• MATERIAL FOR THE TASK
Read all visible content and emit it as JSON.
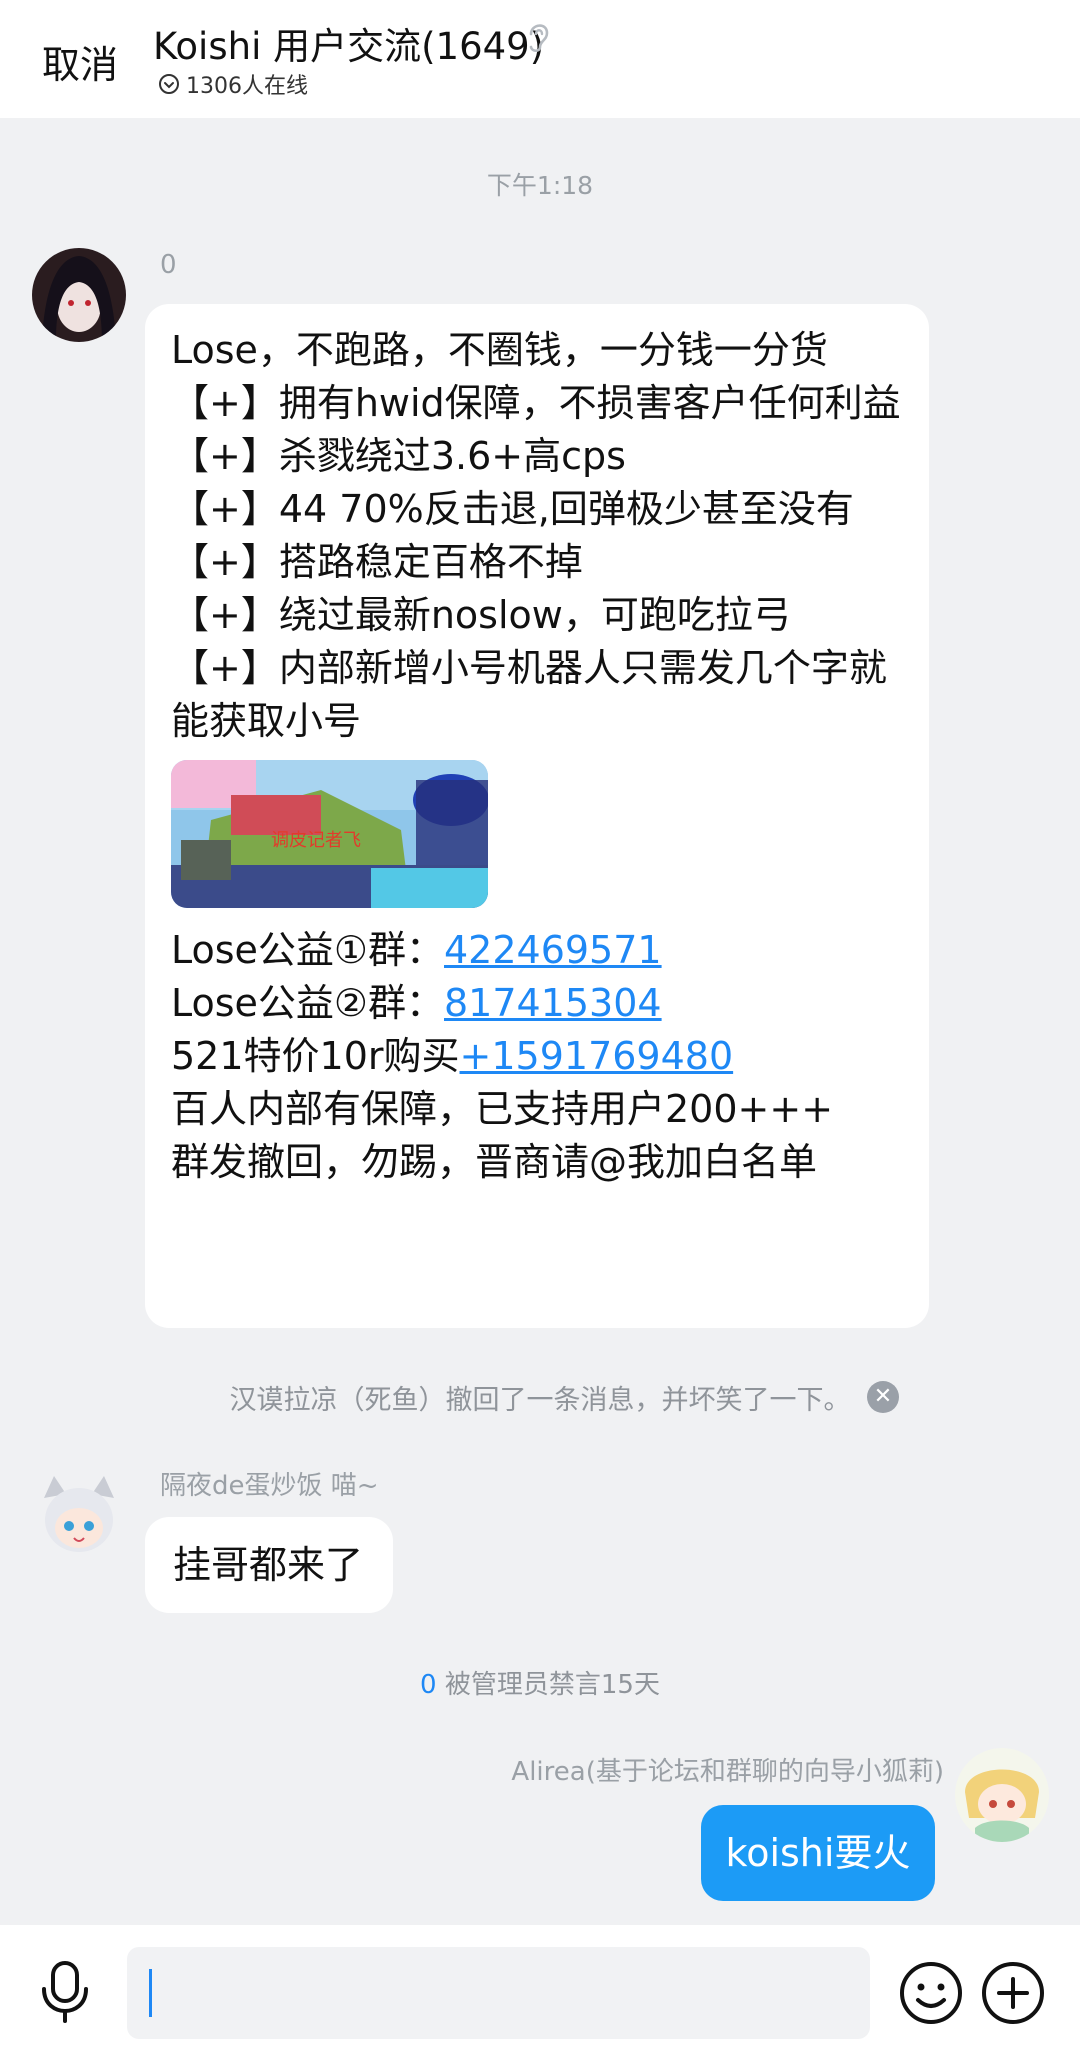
{
  "header": {
    "cancel_label": "取消",
    "title": "Koishi 用户交流(1649)",
    "online_text": "1306人在线"
  },
  "timestamp": "下午1:18",
  "messages": [
    {
      "sender": "0",
      "lines": [
        "Lose，不跑路，不圈钱，一分钱一分货",
        "【+】拥有hwid保障，不损害客户任何利益",
        "【+】杀戮绕过3.6+高cps",
        "【+】44 70%反击退,回弹极少甚至没有",
        "【+】搭路稳定百格不掉",
        "【+】绕过最新noslow，可跑吃拉弓",
        "【+】内部新增小号机器人只需发几个字就能获取小号"
      ],
      "group1_prefix": "Lose公益①群：",
      "group1_link": "422469571",
      "group2_prefix": "Lose公益②群：",
      "group2_link": "817415304",
      "price_prefix": "521特价10r购买",
      "price_link": "+1591769480",
      "tail_lines": [
        "百人内部有保障，已支持用户200+++",
        "群发撤回，勿踢，晋商请@我加白名单"
      ],
      "thumbnail_text": "调皮记者飞"
    },
    {
      "sender": "隔夜de蛋炒饭 喵~",
      "text": "挂哥都来了"
    },
    {
      "sender": "Alirea(基于论坛和群聊的向导小狐莉)",
      "text": "koishi要火"
    }
  ],
  "system": {
    "recall_notice": "汉谟拉凉（死鱼）撤回了一条消息，并坏笑了一下。",
    "ban_user": "0",
    "ban_text": " 被管理员禁言15天"
  },
  "input": {
    "value": "",
    "placeholder": ""
  },
  "colors": {
    "link": "#1e88f5",
    "self_bubble": "#1c9bf6",
    "background": "#f0f1f3"
  },
  "icons": [
    "ear-icon",
    "online-status-icon",
    "close-icon",
    "microphone-icon",
    "emoji-icon",
    "plus-icon"
  ]
}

• WORK TO DO
Search the listing for the word "sender". Copy every line in which it occurs.

• ANSWER FOR THE TASK
      "sender": "0",
      "sender": "隔夜de蛋炒饭 喵~",
      "sender": "Alirea(基于论坛和群聊的向导小狐莉)",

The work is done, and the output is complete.